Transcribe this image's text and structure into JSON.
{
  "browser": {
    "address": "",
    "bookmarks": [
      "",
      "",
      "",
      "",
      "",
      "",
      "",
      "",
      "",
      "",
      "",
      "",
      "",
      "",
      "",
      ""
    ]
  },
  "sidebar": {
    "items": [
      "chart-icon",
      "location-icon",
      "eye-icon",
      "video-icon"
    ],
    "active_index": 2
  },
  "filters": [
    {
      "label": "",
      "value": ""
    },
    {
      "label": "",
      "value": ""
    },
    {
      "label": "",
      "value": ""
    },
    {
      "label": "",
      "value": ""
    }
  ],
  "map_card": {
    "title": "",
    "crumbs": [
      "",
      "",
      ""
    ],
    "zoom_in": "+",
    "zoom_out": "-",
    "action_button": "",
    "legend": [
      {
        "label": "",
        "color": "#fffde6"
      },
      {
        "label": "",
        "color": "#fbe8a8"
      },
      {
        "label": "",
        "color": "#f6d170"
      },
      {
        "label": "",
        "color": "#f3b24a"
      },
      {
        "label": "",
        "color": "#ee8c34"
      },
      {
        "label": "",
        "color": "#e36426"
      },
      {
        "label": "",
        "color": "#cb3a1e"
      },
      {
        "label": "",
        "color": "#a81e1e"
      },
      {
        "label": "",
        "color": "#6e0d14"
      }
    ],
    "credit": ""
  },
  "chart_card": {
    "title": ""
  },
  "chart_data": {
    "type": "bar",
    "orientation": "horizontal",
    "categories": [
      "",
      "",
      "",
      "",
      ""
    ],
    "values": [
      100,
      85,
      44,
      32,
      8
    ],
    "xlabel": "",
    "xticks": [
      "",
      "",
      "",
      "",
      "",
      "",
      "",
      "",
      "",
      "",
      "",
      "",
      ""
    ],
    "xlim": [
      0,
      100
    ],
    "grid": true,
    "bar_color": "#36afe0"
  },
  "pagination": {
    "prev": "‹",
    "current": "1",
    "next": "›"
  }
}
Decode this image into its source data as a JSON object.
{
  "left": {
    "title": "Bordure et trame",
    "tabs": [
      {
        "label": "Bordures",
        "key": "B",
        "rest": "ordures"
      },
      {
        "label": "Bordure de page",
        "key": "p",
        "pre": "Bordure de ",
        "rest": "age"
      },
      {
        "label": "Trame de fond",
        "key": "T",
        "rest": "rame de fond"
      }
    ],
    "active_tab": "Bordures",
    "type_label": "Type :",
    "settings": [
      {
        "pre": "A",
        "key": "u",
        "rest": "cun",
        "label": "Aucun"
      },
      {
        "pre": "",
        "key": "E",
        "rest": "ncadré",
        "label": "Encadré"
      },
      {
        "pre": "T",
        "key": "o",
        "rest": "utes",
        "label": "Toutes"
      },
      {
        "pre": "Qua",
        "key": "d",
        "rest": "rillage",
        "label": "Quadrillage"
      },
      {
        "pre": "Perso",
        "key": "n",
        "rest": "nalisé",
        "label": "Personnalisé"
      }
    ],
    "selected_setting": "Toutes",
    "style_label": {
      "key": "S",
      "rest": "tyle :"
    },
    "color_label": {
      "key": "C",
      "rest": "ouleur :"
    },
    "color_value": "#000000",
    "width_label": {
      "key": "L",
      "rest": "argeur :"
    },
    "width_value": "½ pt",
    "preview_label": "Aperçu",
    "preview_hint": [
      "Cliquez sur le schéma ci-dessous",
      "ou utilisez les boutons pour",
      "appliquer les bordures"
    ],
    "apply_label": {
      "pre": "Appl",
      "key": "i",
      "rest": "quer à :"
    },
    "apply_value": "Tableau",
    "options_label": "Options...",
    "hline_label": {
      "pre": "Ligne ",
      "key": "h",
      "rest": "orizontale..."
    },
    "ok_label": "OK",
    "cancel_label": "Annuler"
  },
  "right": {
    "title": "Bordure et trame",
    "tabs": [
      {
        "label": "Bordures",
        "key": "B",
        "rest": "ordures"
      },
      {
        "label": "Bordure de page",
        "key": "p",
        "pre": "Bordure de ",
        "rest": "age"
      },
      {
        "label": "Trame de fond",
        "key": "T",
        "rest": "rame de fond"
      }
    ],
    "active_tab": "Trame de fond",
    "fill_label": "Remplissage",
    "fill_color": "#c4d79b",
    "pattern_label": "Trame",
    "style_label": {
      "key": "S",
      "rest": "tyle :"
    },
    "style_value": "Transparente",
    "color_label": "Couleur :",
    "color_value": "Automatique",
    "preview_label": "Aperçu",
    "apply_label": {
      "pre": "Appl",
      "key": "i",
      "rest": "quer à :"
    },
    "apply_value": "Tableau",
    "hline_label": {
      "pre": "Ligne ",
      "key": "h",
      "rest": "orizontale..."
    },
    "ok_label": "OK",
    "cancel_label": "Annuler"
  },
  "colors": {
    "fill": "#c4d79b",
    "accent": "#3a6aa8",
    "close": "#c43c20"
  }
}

* * * * *

WHAT YOU SHOULD DO:
Repeat all the records. Match each line exactly.

FULL OUTPUT:
Transcribe this image's text and structure into JSON.
{
  "browser": {
    "address": "",
    "bookmarks": [
      "",
      "",
      "",
      "",
      "",
      "",
      "",
      "",
      "",
      "",
      "",
      "",
      "",
      "",
      "",
      ""
    ]
  },
  "sidebar": {
    "items": [
      "chart-icon",
      "location-icon",
      "eye-icon",
      "video-icon"
    ],
    "active_index": 2
  },
  "filters": [
    {
      "label": "",
      "value": ""
    },
    {
      "label": "",
      "value": ""
    },
    {
      "label": "",
      "value": ""
    },
    {
      "label": "",
      "value": ""
    }
  ],
  "map_card": {
    "title": "",
    "crumbs": [
      "",
      "",
      ""
    ],
    "zoom_in": "+",
    "zoom_out": "-",
    "action_button": "",
    "legend": [
      {
        "label": "",
        "color": "#fffde6"
      },
      {
        "label": "",
        "color": "#fbe8a8"
      },
      {
        "label": "",
        "color": "#f6d170"
      },
      {
        "label": "",
        "color": "#f3b24a"
      },
      {
        "label": "",
        "color": "#ee8c34"
      },
      {
        "label": "",
        "color": "#e36426"
      },
      {
        "label": "",
        "color": "#cb3a1e"
      },
      {
        "label": "",
        "color": "#a81e1e"
      },
      {
        "label": "",
        "color": "#6e0d14"
      }
    ],
    "credit": ""
  },
  "chart_card": {
    "title": ""
  },
  "chart_data": {
    "type": "bar",
    "orientation": "horizontal",
    "categories": [
      "",
      "",
      "",
      "",
      ""
    ],
    "values": [
      100,
      85,
      44,
      32,
      8
    ],
    "xlabel": "",
    "xticks": [
      "",
      "",
      "",
      "",
      "",
      "",
      "",
      "",
      "",
      "",
      "",
      "",
      ""
    ],
    "xlim": [
      0,
      100
    ],
    "grid": true,
    "bar_color": "#36afe0"
  },
  "pagination": {
    "prev": "‹",
    "current": "1",
    "next": "›"
  }
}
Decode this image into its source data as a JSON object.
{
  "left": {
    "title": "Bordure et trame",
    "tabs": [
      {
        "label": "Bordures",
        "key": "B",
        "rest": "ordures"
      },
      {
        "label": "Bordure de page",
        "key": "p",
        "pre": "Bordure de ",
        "rest": "age"
      },
      {
        "label": "Trame de fond",
        "key": "T",
        "rest": "rame de fond"
      }
    ],
    "active_tab": "Bordures",
    "type_label": "Type :",
    "settings": [
      {
        "pre": "A",
        "key": "u",
        "rest": "cun",
        "label": "Aucun"
      },
      {
        "pre": "",
        "key": "E",
        "rest": "ncadré",
        "label": "Encadré"
      },
      {
        "pre": "T",
        "key": "o",
        "rest": "utes",
        "label": "Toutes"
      },
      {
        "pre": "Qua",
        "key": "d",
        "rest": "rillage",
        "label": "Quadrillage"
      },
      {
        "pre": "Perso",
        "key": "n",
        "rest": "nalisé",
        "label": "Personnalisé"
      }
    ],
    "selected_setting": "Toutes",
    "style_label": {
      "key": "S",
      "rest": "tyle :"
    },
    "color_label": {
      "key": "C",
      "rest": "ouleur :"
    },
    "color_value": "#000000",
    "width_label": {
      "key": "L",
      "rest": "argeur :"
    },
    "width_value": "½ pt",
    "preview_label": "Aperçu",
    "preview_hint": [
      "Cliquez sur le schéma ci-dessous",
      "ou utilisez les boutons pour",
      "appliquer les bordures"
    ],
    "apply_label": {
      "pre": "Appl",
      "key": "i",
      "rest": "quer à :"
    },
    "apply_value": "Tableau",
    "options_label": "Options...",
    "hline_label": {
      "pre": "Ligne ",
      "key": "h",
      "rest": "orizontale..."
    },
    "ok_label": "OK",
    "cancel_label": "Annuler"
  },
  "right": {
    "title": "Bordure et trame",
    "tabs": [
      {
        "label": "Bordures",
        "key": "B",
        "rest": "ordures"
      },
      {
        "label": "Bordure de page",
        "key": "p",
        "pre": "Bordure de ",
        "rest": "age"
      },
      {
        "label": "Trame de fond",
        "key": "T",
        "rest": "rame de fond"
      }
    ],
    "active_tab": "Trame de fond",
    "fill_label": "Remplissage",
    "fill_color": "#c4d79b",
    "pattern_label": "Trame",
    "style_label": {
      "key": "S",
      "rest": "tyle :"
    },
    "style_value": "Transparente",
    "color_label": "Couleur :",
    "color_value": "Automatique",
    "preview_label": "Aperçu",
    "apply_label": {
      "pre": "Appl",
      "key": "i",
      "rest": "quer à :"
    },
    "apply_value": "Tableau",
    "hline_label": {
      "pre": "Ligne ",
      "key": "h",
      "rest": "orizontale..."
    },
    "ok_label": "OK",
    "cancel_label": "Annuler"
  },
  "colors": {
    "fill": "#c4d79b",
    "accent": "#3a6aa8",
    "close": "#c43c20"
  }
}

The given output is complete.